_Exercise goal_. Find each line with the word "keyboard" and say how many there are, nothing else.

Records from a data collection
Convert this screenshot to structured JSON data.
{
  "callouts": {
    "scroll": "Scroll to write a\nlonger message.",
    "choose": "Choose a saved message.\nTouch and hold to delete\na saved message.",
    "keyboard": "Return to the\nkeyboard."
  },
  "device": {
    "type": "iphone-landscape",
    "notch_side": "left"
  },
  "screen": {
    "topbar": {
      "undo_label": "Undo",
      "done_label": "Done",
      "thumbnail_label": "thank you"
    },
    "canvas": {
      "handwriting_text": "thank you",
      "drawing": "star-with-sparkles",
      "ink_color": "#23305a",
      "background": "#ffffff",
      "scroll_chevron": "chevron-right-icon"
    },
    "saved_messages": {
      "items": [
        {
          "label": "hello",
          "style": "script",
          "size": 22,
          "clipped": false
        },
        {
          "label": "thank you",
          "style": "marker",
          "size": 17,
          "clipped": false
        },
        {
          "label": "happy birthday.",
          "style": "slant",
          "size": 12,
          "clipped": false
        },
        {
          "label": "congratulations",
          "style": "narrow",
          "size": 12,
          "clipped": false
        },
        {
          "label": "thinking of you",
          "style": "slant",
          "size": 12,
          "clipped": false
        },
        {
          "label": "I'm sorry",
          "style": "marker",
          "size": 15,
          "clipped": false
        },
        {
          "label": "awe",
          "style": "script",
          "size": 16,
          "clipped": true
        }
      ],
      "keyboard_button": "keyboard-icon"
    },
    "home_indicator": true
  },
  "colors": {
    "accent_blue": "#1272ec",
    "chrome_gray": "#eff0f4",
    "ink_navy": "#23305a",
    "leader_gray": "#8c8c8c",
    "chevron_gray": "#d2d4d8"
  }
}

_Answer in full_. 2